Find the lines of data that contain the string "National", then list them.

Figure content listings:
******************************
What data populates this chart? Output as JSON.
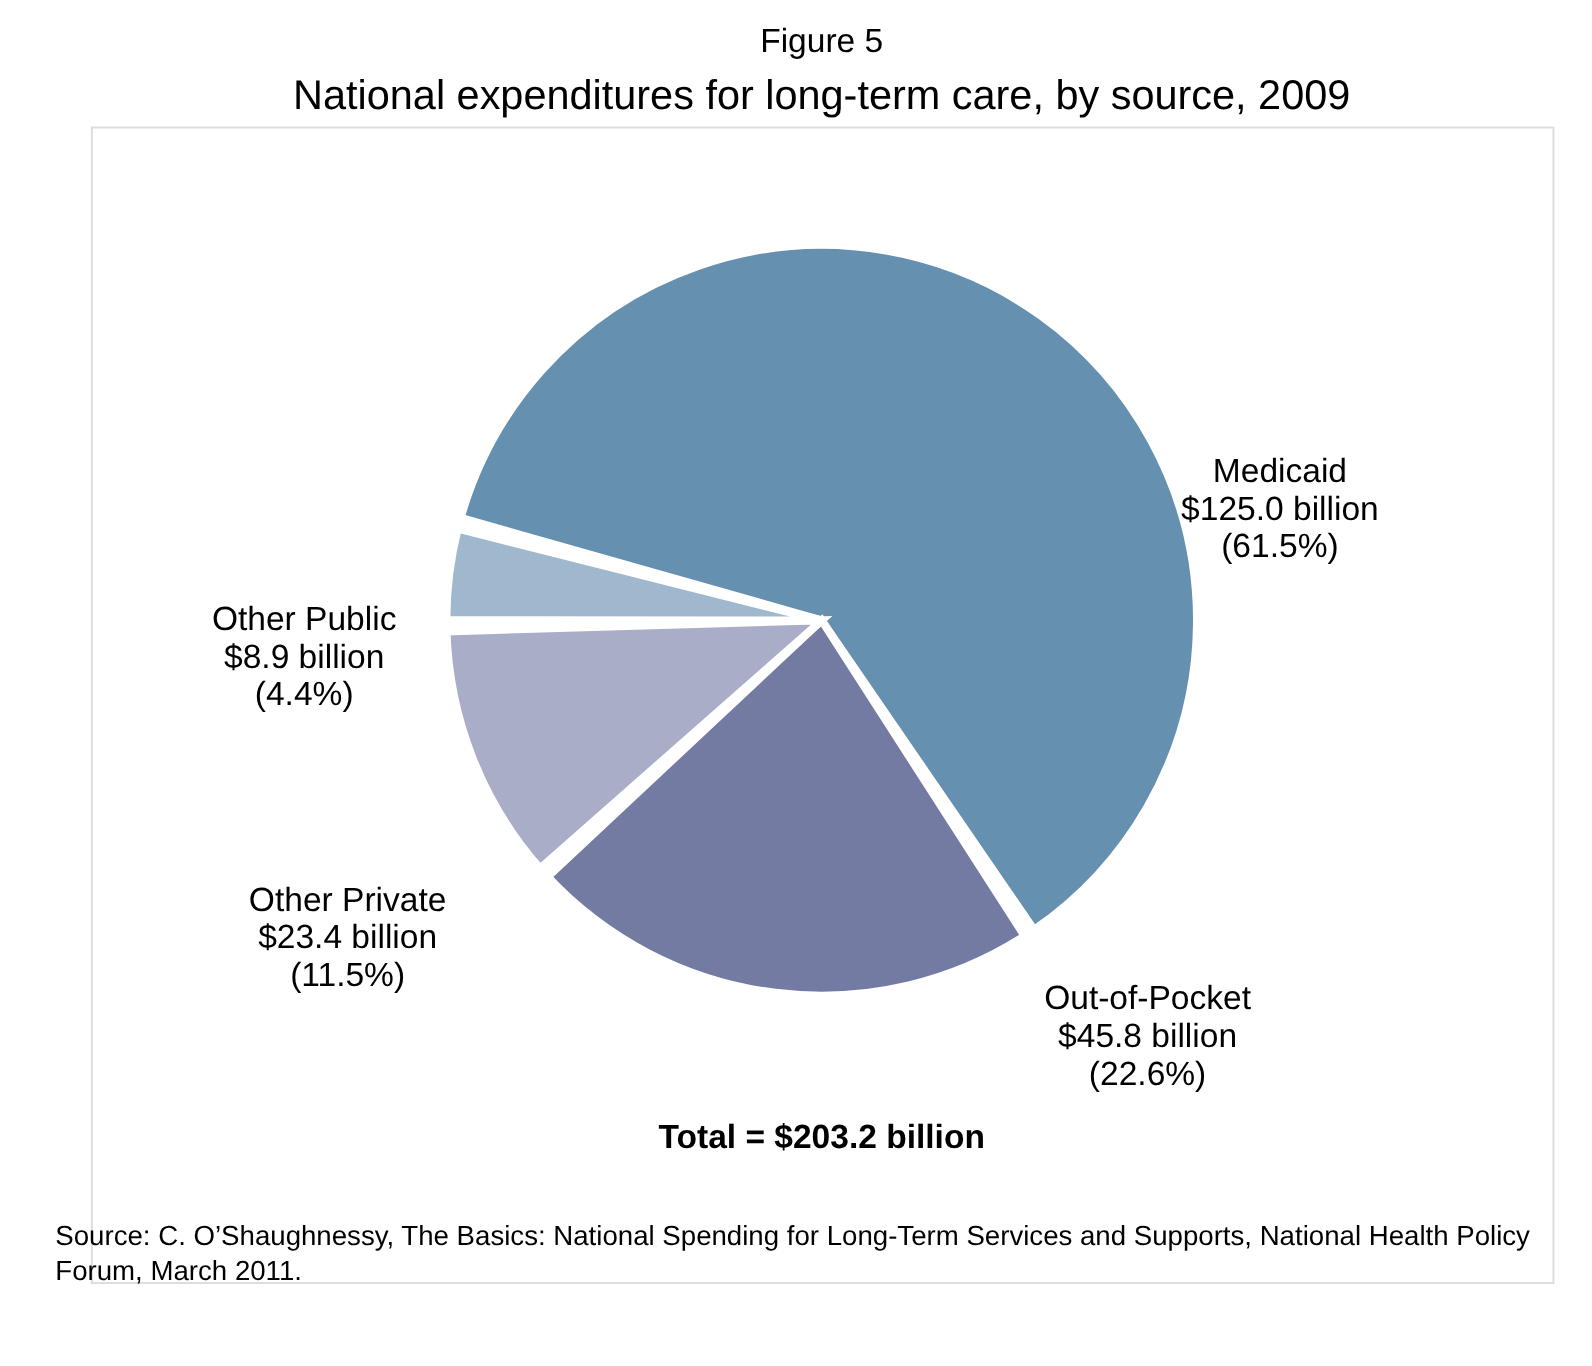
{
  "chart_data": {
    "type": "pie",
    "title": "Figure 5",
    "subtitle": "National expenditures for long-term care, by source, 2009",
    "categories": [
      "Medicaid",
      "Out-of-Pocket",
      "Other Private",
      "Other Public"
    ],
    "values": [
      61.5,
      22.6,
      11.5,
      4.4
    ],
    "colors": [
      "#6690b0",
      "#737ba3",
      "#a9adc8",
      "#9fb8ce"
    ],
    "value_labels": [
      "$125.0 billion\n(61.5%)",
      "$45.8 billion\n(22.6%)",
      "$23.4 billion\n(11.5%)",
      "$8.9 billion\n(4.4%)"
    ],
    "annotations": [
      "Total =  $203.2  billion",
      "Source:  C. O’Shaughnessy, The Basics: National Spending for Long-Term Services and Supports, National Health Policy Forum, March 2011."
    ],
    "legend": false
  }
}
******************************
Solution to this task
    "subtitle": "National expenditures for long-term care, by source, 2009",
      "Source:  C. O’Shaughnessy, The Basics: National Spending for Long-Term Services and Supports, National Health Policy Forum, March 2011."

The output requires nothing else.